* **Given request**
The data must be written out once more, precisely as given.

# START OF Records provided

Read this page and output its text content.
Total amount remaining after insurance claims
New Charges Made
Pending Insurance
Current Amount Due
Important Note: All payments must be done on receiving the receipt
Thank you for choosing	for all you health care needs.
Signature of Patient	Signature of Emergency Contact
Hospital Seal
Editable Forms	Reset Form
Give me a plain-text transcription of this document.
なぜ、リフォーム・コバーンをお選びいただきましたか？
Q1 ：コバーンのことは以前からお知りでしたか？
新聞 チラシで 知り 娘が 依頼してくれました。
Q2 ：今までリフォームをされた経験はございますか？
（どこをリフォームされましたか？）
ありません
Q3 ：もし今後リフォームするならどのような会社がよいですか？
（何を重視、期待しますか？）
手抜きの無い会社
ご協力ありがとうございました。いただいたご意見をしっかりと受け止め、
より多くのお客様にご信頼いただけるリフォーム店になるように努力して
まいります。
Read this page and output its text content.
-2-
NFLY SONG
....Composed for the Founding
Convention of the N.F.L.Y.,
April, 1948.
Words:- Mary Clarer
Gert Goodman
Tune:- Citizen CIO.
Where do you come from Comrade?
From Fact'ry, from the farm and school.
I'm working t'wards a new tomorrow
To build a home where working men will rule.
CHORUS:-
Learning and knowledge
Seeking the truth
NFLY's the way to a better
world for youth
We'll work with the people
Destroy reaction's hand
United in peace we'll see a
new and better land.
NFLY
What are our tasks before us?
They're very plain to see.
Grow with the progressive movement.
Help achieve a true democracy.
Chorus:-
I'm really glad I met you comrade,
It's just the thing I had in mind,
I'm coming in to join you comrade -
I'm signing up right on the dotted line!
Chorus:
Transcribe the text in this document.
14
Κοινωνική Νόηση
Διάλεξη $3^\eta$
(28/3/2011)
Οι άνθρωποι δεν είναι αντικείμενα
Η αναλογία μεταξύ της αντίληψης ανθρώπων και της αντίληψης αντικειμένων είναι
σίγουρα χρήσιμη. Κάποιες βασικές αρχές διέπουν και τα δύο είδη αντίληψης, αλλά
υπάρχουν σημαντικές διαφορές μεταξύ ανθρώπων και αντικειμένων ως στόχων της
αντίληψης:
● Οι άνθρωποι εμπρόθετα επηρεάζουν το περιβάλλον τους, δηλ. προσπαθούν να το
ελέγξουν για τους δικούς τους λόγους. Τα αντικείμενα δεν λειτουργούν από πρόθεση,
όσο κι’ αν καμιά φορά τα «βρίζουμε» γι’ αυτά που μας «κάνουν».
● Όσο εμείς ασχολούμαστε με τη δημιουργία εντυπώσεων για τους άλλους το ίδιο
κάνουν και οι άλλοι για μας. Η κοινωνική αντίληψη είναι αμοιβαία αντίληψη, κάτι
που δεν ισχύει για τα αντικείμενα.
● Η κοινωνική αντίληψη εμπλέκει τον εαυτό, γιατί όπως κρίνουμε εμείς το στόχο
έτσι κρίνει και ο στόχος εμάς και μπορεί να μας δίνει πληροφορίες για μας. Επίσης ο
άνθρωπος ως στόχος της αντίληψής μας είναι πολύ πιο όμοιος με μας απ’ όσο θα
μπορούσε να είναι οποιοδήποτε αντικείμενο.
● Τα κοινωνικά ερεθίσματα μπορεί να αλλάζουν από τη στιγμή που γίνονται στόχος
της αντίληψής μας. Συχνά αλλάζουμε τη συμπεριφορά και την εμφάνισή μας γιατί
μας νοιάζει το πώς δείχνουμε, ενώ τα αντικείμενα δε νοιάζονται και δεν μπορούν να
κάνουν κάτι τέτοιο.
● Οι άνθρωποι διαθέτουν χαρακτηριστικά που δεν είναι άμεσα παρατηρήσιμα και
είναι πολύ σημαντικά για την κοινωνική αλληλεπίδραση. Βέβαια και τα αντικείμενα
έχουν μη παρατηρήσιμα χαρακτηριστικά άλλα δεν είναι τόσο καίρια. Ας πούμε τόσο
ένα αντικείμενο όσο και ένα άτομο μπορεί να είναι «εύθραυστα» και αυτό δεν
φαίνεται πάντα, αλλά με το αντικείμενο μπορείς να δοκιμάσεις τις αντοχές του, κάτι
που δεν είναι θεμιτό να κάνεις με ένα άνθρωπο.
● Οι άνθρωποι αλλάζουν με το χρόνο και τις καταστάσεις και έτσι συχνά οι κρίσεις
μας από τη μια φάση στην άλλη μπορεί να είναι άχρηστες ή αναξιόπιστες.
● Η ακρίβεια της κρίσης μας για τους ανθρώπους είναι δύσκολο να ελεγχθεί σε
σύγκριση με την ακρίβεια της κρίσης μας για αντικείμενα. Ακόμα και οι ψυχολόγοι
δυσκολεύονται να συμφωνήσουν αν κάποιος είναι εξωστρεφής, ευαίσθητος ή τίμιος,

# END OF Records provided

* **Correct answer**
Read this page and output its text content.
Total amount remaining after insurance claims
New Charges Made
Pending Insurance
Current Amount Due
Important Note: All payments must be done on receiving the receipt
Thank you for choosing	for all you health care needs.
Signature of Patient	Signature of Emergency Contact
Hospital Seal
Editable Forms	Reset Form
Give me a plain-text transcription of this document.
なぜ、リフォーム・コバーンをお選びいただきましたか？
Q1 ：コバーンのことは以前からお知りでしたか？
新聞 チラシで 知り 娘が 依頼してくれました。
Q2 ：今までリフォームをされた経験はございますか？
（どこをリフォームされましたか？）
ありません
Q3 ：もし今後リフォームするならどのような会社がよいですか？
（何を重視、期待しますか？）
手抜きの無い会社
ご協力ありがとうございました。いただいたご意見をしっかりと受け止め、
より多くのお客様にご信頼いただけるリフォーム店になるように努力して
まいります。
Read this page and output its text content.
-2-
NFLY SONG
....Composed for the Founding
Convention of the N.F.L.Y.,
April, 1948.
Words:- Mary Clarer
Gert Goodman
Tune:- Citizen CIO.
Where do you come from Comrade?
From Fact'ry, from the farm and school.
I'm working t'wards a new tomorrow
To build a home where working men will rule.
CHORUS:-
Learning and knowledge
Seeking the truth
NFLY's the way to a better
world for youth
We'll work with the people
Destroy reaction's hand
United in peace we'll see a
new and better land.
NFLY
What are our tasks before us?
They're very plain to see.
Grow with the progressive movement.
Help achieve a true democracy.
Chorus:-
I'm really glad I met you comrade,
It's just the thing I had in mind,
I'm coming in to join you comrade -
I'm signing up right on the dotted line!
Chorus:
Transcribe the text in this document.
14
Κοινωνική Νόηση
Διάλεξη $3^\eta$
(28/3/2011)
Οι άνθρωποι δεν είναι αντικείμενα
Η αναλογία μεταξύ της αντίληψης ανθρώπων και της αντίληψης αντικειμένων είναι
σίγουρα χρήσιμη. Κάποιες βασικές αρχές διέπουν και τα δύο είδη αντίληψης, αλλά
υπάρχουν σημαντικές διαφορές μεταξύ ανθρώπων και αντικειμένων ως στόχων της
αντίληψης:
● Οι άνθρωποι εμπρόθετα επηρεάζουν το περιβάλλον τους, δηλ. προσπαθούν να το
ελέγξουν για τους δικούς τους λόγους. Τα αντικείμενα δεν λειτουργούν από πρόθεση,
όσο κι’ αν καμιά φορά τα «βρίζουμε» γι’ αυτά που μας «κάνουν».
● Όσο εμείς ασχολούμαστε με τη δημιουργία εντυπώσεων για τους άλλους το ίδιο
κάνουν και οι άλλοι για μας. Η κοινωνική αντίληψη είναι αμοιβαία αντίληψη, κάτι
που δεν ισχύει για τα αντικείμενα.
● Η κοινωνική αντίληψη εμπλέκει τον εαυτό, γιατί όπως κρίνουμε εμείς το στόχο
έτσι κρίνει και ο στόχος εμάς και μπορεί να μας δίνει πληροφορίες για μας. Επίσης ο
άνθρωπος ως στόχος της αντίληψής μας είναι πολύ πιο όμοιος με μας απ’ όσο θα
μπορούσε να είναι οποιοδήποτε αντικείμενο.
● Τα κοινωνικά ερεθίσματα μπορεί να αλλάζουν από τη στιγμή που γίνονται στόχος
της αντίληψής μας. Συχνά αλλάζουμε τη συμπεριφορά και την εμφάνισή μας γιατί
μας νοιάζει το πώς δείχνουμε, ενώ τα αντικείμενα δε νοιάζονται και δεν μπορούν να
κάνουν κάτι τέτοιο.
● Οι άνθρωποι διαθέτουν χαρακτηριστικά που δεν είναι άμεσα παρατηρήσιμα και
είναι πολύ σημαντικά για την κοινωνική αλληλεπίδραση. Βέβαια και τα αντικείμενα
έχουν μη παρατηρήσιμα χαρακτηριστικά άλλα δεν είναι τόσο καίρια. Ας πούμε τόσο
ένα αντικείμενο όσο και ένα άτομο μπορεί να είναι «εύθραυστα» και αυτό δεν
φαίνεται πάντα, αλλά με το αντικείμενο μπορείς να δοκιμάσεις τις αντοχές του, κάτι
που δεν είναι θεμιτό να κάνεις με ένα άνθρωπο.
● Οι άνθρωποι αλλάζουν με το χρόνο και τις καταστάσεις και έτσι συχνά οι κρίσεις
μας από τη μια φάση στην άλλη μπορεί να είναι άχρηστες ή αναξιόπιστες.
● Η ακρίβεια της κρίσης μας για τους ανθρώπους είναι δύσκολο να ελεγχθεί σε
σύγκριση με την ακρίβεια της κρίσης μας για αντικείμενα. Ακόμα και οι ψυχολόγοι
δυσκολεύονται να συμφωνήσουν αν κάποιος είναι εξωστρεφής, ευαίσθητος ή τίμιος,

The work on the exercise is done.